━━ Information provided ━━

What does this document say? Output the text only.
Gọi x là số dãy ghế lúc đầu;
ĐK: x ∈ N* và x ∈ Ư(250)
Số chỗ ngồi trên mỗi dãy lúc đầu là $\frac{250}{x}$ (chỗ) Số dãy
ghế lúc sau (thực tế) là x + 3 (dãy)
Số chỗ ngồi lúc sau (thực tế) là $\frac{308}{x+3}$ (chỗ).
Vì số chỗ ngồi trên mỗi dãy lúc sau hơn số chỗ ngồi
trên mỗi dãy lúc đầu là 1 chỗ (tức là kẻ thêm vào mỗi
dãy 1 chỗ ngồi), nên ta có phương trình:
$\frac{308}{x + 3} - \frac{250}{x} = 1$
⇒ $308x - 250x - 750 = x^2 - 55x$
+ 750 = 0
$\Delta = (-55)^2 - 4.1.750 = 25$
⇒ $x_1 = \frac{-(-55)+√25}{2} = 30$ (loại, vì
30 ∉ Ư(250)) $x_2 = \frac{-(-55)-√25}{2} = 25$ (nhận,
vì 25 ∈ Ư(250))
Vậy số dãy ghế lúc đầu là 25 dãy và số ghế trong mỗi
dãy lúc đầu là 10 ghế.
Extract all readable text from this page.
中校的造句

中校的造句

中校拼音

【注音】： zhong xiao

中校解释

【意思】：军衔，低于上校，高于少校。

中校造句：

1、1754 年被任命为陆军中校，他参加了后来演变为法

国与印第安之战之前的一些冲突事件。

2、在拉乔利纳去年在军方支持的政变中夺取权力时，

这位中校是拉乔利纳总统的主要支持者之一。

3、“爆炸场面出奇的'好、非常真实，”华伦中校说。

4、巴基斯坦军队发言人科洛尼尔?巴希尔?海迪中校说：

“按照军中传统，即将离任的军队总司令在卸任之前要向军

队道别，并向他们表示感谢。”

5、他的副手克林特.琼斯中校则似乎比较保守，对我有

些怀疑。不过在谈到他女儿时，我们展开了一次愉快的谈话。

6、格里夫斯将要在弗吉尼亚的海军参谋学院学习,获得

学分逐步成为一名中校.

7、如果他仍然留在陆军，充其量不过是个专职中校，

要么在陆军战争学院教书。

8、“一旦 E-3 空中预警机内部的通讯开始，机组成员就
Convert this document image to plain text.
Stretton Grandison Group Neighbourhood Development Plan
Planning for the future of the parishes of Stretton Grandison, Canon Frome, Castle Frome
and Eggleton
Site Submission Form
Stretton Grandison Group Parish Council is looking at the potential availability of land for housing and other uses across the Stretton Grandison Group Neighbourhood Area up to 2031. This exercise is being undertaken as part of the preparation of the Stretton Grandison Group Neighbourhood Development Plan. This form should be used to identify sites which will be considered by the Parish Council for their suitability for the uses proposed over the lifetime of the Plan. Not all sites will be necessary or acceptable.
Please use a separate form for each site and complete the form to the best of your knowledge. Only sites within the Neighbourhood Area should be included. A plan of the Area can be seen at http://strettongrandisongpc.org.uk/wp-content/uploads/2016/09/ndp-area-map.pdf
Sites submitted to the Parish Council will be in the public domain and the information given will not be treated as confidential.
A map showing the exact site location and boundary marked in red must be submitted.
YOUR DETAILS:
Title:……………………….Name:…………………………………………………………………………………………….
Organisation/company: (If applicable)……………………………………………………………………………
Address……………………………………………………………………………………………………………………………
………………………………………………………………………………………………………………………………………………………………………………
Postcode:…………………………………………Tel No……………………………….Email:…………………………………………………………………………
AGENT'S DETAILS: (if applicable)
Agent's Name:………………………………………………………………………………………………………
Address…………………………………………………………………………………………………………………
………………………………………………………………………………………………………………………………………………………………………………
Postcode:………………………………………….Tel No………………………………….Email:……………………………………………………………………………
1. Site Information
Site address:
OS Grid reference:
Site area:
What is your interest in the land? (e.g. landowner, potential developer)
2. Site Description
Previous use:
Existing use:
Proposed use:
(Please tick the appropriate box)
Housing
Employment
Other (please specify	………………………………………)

━━━

Copy all lines from the material that contain "potential".

» **Output**
Stretton Grandison Group Parish Council is looking at the potential availability of land for housing and other uses across the Stretton Grandison Group Neighbourhood Area up to 2031. This exercise is being undertaken as part of the preparation of the Stretton Grandison Group Neighbourhood Development Plan. This form should be used to identify sites which will be considered by the Parish Council for their suitability for the uses proposed over the lifetime of the Plan. Not all sites will be necessary or acceptable.
What is your interest in the land? (e.g. landowner, potential developer)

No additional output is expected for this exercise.